[Annotated region listings]
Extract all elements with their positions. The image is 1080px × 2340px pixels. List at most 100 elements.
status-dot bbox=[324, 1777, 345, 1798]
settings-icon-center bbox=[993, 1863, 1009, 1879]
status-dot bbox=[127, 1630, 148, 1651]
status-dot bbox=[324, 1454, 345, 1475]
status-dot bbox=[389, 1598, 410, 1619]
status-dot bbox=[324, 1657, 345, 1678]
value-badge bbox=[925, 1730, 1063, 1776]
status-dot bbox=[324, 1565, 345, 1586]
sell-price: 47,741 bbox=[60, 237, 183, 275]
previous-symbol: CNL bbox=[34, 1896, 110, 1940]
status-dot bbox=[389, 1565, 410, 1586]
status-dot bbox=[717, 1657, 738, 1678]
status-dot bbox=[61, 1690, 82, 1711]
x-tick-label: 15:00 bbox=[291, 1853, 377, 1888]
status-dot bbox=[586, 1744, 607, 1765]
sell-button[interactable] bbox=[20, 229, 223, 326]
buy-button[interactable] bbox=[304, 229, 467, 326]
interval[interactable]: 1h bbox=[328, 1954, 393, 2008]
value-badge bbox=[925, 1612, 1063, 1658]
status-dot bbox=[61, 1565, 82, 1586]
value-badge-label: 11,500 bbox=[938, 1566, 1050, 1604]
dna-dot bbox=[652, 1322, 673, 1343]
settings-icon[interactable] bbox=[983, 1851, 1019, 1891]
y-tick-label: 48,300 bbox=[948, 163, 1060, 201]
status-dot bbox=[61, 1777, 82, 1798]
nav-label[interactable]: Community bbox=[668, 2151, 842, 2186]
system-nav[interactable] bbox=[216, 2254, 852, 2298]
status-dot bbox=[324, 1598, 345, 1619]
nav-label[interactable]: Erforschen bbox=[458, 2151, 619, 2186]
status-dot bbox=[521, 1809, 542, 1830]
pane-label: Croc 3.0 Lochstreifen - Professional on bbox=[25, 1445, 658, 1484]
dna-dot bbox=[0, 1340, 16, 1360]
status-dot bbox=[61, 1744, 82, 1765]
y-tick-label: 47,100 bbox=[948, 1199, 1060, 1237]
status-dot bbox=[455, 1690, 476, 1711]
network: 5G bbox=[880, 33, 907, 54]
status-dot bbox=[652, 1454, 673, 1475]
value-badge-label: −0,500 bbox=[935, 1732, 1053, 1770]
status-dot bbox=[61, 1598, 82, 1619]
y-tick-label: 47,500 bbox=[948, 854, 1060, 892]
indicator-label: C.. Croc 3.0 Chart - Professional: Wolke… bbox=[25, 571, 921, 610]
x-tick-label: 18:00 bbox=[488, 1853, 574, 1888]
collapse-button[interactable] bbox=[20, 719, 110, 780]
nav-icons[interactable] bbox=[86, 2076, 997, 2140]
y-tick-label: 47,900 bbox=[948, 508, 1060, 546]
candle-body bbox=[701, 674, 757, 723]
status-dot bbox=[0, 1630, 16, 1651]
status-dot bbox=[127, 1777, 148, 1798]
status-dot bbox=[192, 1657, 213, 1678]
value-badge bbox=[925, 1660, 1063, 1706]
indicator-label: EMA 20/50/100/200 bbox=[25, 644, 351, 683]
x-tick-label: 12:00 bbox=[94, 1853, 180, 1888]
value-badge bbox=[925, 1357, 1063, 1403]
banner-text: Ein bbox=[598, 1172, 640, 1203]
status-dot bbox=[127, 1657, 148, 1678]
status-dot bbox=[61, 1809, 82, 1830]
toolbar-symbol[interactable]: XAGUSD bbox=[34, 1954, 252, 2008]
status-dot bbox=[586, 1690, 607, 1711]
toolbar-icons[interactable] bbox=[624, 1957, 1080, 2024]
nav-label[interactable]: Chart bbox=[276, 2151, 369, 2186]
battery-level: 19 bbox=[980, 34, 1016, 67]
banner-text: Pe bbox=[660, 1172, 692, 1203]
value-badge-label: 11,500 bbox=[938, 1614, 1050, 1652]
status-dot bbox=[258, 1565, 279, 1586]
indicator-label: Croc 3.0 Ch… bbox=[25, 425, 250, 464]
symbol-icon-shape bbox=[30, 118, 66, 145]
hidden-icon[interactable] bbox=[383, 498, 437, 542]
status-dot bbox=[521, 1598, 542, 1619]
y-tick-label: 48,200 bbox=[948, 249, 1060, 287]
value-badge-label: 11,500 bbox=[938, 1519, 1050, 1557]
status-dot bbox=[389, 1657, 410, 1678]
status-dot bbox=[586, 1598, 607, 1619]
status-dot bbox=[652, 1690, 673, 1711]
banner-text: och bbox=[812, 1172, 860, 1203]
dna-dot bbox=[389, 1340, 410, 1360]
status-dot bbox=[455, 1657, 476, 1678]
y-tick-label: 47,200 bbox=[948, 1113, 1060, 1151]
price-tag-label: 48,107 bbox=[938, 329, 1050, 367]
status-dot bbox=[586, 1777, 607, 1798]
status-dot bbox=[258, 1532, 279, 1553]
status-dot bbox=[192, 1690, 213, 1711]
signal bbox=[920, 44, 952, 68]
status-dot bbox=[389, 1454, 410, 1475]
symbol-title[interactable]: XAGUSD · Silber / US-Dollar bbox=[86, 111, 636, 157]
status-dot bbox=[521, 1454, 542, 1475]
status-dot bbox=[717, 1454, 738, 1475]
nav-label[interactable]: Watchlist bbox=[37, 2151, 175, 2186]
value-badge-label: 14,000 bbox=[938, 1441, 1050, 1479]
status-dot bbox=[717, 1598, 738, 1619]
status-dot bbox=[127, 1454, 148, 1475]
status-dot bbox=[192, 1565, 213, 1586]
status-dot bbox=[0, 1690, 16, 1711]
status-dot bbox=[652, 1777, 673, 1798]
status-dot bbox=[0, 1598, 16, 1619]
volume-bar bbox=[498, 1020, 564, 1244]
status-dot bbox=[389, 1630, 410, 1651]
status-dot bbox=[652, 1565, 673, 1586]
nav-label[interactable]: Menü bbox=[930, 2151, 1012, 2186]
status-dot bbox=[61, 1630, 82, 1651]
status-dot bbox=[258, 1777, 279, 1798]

Problem to work on:
Rewrite the data above, replacing every "status-dot" with "status-marker" and keeping everything else the same.

Solved problem:
Extract all elements with their positions. The image is 1080px × 2340px pixels. List at most 100 elements.
status-marker bbox=[324, 1777, 345, 1798]
settings-icon-center bbox=[993, 1863, 1009, 1879]
status-marker bbox=[127, 1630, 148, 1651]
status-marker bbox=[324, 1454, 345, 1475]
status-marker bbox=[389, 1598, 410, 1619]
status-marker bbox=[324, 1657, 345, 1678]
value-badge bbox=[925, 1730, 1063, 1776]
status-marker bbox=[324, 1565, 345, 1586]
sell-price: 47,741 bbox=[60, 237, 183, 275]
previous-symbol: CNL bbox=[34, 1896, 110, 1940]
status-marker bbox=[389, 1565, 410, 1586]
status-marker bbox=[717, 1657, 738, 1678]
status-marker bbox=[61, 1690, 82, 1711]
x-tick-label: 15:00 bbox=[291, 1853, 377, 1888]
status-marker bbox=[586, 1744, 607, 1765]
sell-button[interactable] bbox=[20, 229, 223, 326]
buy-button[interactable] bbox=[304, 229, 467, 326]
interval[interactable]: 1h bbox=[328, 1954, 393, 2008]
value-badge bbox=[925, 1612, 1063, 1658]
status-marker bbox=[61, 1565, 82, 1586]
value-badge-label: 11,500 bbox=[938, 1566, 1050, 1604]
dna-dot bbox=[652, 1322, 673, 1343]
settings-icon[interactable] bbox=[983, 1851, 1019, 1891]
y-tick-label: 48,300 bbox=[948, 163, 1060, 201]
status-marker bbox=[61, 1777, 82, 1798]
nav-label[interactable]: Community bbox=[668, 2151, 842, 2186]
system-nav[interactable] bbox=[216, 2254, 852, 2298]
status-marker bbox=[324, 1598, 345, 1619]
nav-label[interactable]: Erforschen bbox=[458, 2151, 619, 2186]
status-marker bbox=[521, 1809, 542, 1830]
pane-label: Croc 3.0 Lochstreifen - Professional on bbox=[25, 1445, 658, 1484]
dna-dot bbox=[0, 1340, 16, 1360]
status-marker bbox=[61, 1744, 82, 1765]
y-tick-label: 47,100 bbox=[948, 1199, 1060, 1237]
status-marker bbox=[455, 1690, 476, 1711]
network: 5G bbox=[880, 33, 907, 54]
status-marker bbox=[652, 1454, 673, 1475]
value-badge-label: −0,500 bbox=[935, 1732, 1053, 1770]
status-marker bbox=[61, 1598, 82, 1619]
y-tick-label: 47,500 bbox=[948, 854, 1060, 892]
indicator-label: C.. Croc 3.0 Chart - Professional: Wolke… bbox=[25, 571, 921, 610]
x-tick-label: 18:00 bbox=[488, 1853, 574, 1888]
collapse-button[interactable] bbox=[20, 719, 110, 780]
nav-icons[interactable] bbox=[86, 2076, 997, 2140]
y-tick-label: 47,900 bbox=[948, 508, 1060, 546]
candle-body bbox=[701, 674, 757, 723]
status-marker bbox=[0, 1630, 16, 1651]
status-marker bbox=[127, 1777, 148, 1798]
status-marker bbox=[192, 1657, 213, 1678]
value-badge bbox=[925, 1660, 1063, 1706]
indicator-label: EMA 20/50/100/200 bbox=[25, 644, 351, 683]
x-tick-label: 12:00 bbox=[94, 1853, 180, 1888]
value-badge bbox=[925, 1357, 1063, 1403]
banner-text: Ein bbox=[598, 1172, 640, 1203]
status-marker bbox=[127, 1657, 148, 1678]
status-marker bbox=[61, 1809, 82, 1830]
toolbar-symbol[interactable]: XAGUSD bbox=[34, 1954, 252, 2008]
status-marker bbox=[586, 1690, 607, 1711]
toolbar-icons[interactable] bbox=[624, 1957, 1080, 2024]
nav-label[interactable]: Chart bbox=[276, 2151, 369, 2186]
battery-level: 19 bbox=[980, 34, 1016, 67]
banner-text: Pe bbox=[660, 1172, 692, 1203]
value-badge-label: 11,500 bbox=[938, 1614, 1050, 1652]
status-marker bbox=[258, 1565, 279, 1586]
indicator-label: Croc 3.0 Ch… bbox=[25, 425, 250, 464]
symbol-icon-shape bbox=[30, 118, 66, 145]
hidden-icon[interactable] bbox=[383, 498, 437, 542]
status-marker bbox=[521, 1598, 542, 1619]
y-tick-label: 48,200 bbox=[948, 249, 1060, 287]
value-badge-label: 11,500 bbox=[938, 1519, 1050, 1557]
status-marker bbox=[389, 1657, 410, 1678]
status-marker bbox=[586, 1598, 607, 1619]
status-marker bbox=[652, 1690, 673, 1711]
banner-text: och bbox=[812, 1172, 860, 1203]
dna-dot bbox=[389, 1340, 410, 1360]
status-marker bbox=[455, 1657, 476, 1678]
y-tick-label: 47,200 bbox=[948, 1113, 1060, 1151]
price-tag-label: 48,107 bbox=[938, 329, 1050, 367]
status-marker bbox=[586, 1777, 607, 1798]
status-marker bbox=[258, 1532, 279, 1553]
status-marker bbox=[192, 1690, 213, 1711]
signal bbox=[920, 44, 952, 68]
status-marker bbox=[389, 1454, 410, 1475]
symbol-title[interactable]: XAGUSD · Silber / US-Dollar bbox=[86, 111, 636, 157]
status-marker bbox=[521, 1454, 542, 1475]
status-marker bbox=[717, 1454, 738, 1475]
nav-label[interactable]: Watchlist bbox=[37, 2151, 175, 2186]
value-badge-label: 14,000 bbox=[938, 1441, 1050, 1479]
status-marker bbox=[717, 1598, 738, 1619]
status-marker bbox=[127, 1454, 148, 1475]
status-marker bbox=[192, 1565, 213, 1586]
status-marker bbox=[0, 1690, 16, 1711]
status-marker bbox=[652, 1777, 673, 1798]
status-marker bbox=[0, 1598, 16, 1619]
volume-bar bbox=[498, 1020, 564, 1244]
status-marker bbox=[389, 1630, 410, 1651]
status-marker bbox=[652, 1565, 673, 1586]
nav-label[interactable]: Menü bbox=[930, 2151, 1012, 2186]
status-marker bbox=[61, 1630, 82, 1651]
status-marker bbox=[258, 1777, 279, 1798]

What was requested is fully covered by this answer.